* [Exercise prompt]: Quote the whole listing word for word, please.
--------------------------------------------------
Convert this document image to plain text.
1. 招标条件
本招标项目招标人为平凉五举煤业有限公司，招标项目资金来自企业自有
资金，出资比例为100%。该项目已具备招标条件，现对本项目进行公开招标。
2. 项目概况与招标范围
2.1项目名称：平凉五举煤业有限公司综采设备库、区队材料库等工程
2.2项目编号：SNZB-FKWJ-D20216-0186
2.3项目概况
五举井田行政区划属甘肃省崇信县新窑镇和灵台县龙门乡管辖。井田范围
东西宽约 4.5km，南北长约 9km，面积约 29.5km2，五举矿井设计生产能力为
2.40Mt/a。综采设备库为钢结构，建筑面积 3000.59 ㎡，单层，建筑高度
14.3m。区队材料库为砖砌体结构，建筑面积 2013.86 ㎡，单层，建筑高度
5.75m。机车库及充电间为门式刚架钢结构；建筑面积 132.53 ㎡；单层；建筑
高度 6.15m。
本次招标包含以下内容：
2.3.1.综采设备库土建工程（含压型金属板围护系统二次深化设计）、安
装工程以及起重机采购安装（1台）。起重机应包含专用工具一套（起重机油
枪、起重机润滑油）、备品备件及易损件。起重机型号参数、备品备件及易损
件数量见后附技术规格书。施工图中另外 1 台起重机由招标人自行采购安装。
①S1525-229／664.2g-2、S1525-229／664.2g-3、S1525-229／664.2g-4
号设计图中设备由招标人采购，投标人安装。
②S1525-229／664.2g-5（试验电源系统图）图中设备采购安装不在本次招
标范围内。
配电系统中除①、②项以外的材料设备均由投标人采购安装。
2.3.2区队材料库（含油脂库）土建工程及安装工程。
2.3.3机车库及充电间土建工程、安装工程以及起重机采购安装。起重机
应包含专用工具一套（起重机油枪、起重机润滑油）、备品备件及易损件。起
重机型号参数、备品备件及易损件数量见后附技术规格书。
--------------------------------------------------
* [Task solution]:
Convert this document image to plain text.
1. 招标条件
本招标项目招标人为平凉五举煤业有限公司，招标项目资金来自企业自有
资金，出资比例为100%。该项目已具备招标条件，现对本项目进行公开招标。
2. 项目概况与招标范围
2.1项目名称：平凉五举煤业有限公司综采设备库、区队材料库等工程
2.2项目编号：SNZB-FKWJ-D20216-0186
2.3项目概况
五举井田行政区划属甘肃省崇信县新窑镇和灵台县龙门乡管辖。井田范围
东西宽约 4.5km，南北长约 9km，面积约 29.5km2，五举矿井设计生产能力为
2.40Mt/a。综采设备库为钢结构，建筑面积 3000.59 ㎡，单层，建筑高度
14.3m。区队材料库为砖砌体结构，建筑面积 2013.86 ㎡，单层，建筑高度
5.75m。机车库及充电间为门式刚架钢结构；建筑面积 132.53 ㎡；单层；建筑
高度 6.15m。
本次招标包含以下内容：
2.3.1.综采设备库土建工程（含压型金属板围护系统二次深化设计）、安
装工程以及起重机采购安装（1台）。起重机应包含专用工具一套（起重机油
枪、起重机润滑油）、备品备件及易损件。起重机型号参数、备品备件及易损
件数量见后附技术规格书。施工图中另外 1 台起重机由招标人自行采购安装。
①S1525-229／664.2g-2、S1525-229／664.2g-3、S1525-229／664.2g-4
号设计图中设备由招标人采购，投标人安装。
②S1525-229／664.2g-5（试验电源系统图）图中设备采购安装不在本次招
标范围内。
配电系统中除①、②项以外的材料设备均由投标人采购安装。
2.3.2区队材料库（含油脂库）土建工程及安装工程。
2.3.3机车库及充电间土建工程、安装工程以及起重机采购安装。起重机
应包含专用工具一套（起重机油枪、起重机润滑油）、备品备件及易损件。起
重机型号参数、备品备件及易损件数量见后附技术规格书。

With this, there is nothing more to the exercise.